◆ **Exercise requirements**: Set down each record below precisely, skipping the pictures.

◆ **Record list**:

* * * * * * *

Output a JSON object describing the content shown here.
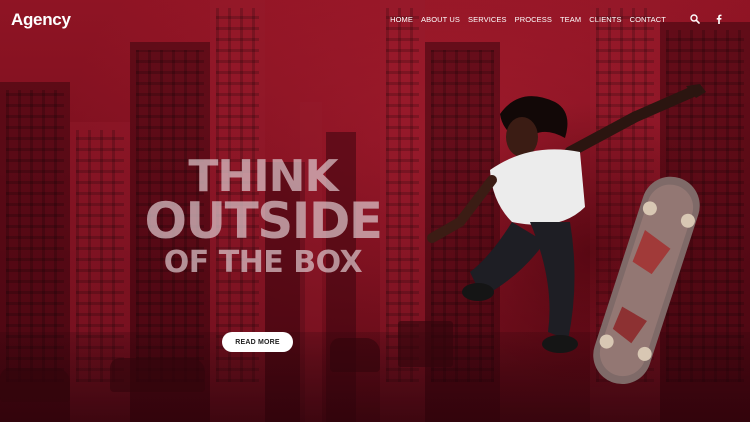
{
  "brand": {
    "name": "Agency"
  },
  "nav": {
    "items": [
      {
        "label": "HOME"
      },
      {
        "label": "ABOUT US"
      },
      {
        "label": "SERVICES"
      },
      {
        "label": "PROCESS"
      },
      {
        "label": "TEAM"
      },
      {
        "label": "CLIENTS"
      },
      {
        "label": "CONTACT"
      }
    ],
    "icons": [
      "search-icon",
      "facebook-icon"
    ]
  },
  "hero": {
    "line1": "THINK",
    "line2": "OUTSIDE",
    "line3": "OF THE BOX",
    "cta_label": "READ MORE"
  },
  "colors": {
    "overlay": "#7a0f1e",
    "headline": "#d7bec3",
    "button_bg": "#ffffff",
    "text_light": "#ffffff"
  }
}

* * * * * * *

◆ **Written answer**:
Output a JSON object describing the content shown here.
{
  "brand": {
    "name": "Agency"
  },
  "nav": {
    "items": [
      {
        "label": "HOME"
      },
      {
        "label": "ABOUT US"
      },
      {
        "label": "SERVICES"
      },
      {
        "label": "PROCESS"
      },
      {
        "label": "TEAM"
      },
      {
        "label": "CLIENTS"
      },
      {
        "label": "CONTACT"
      }
    ],
    "icons": [
      "search-icon",
      "facebook-icon"
    ]
  },
  "hero": {
    "line1": "THINK",
    "line2": "OUTSIDE",
    "line3": "OF THE BOX",
    "cta_label": "READ MORE"
  },
  "colors": {
    "overlay": "#7a0f1e",
    "headline": "#d7bec3",
    "button_bg": "#ffffff",
    "text_light": "#ffffff"
  }
}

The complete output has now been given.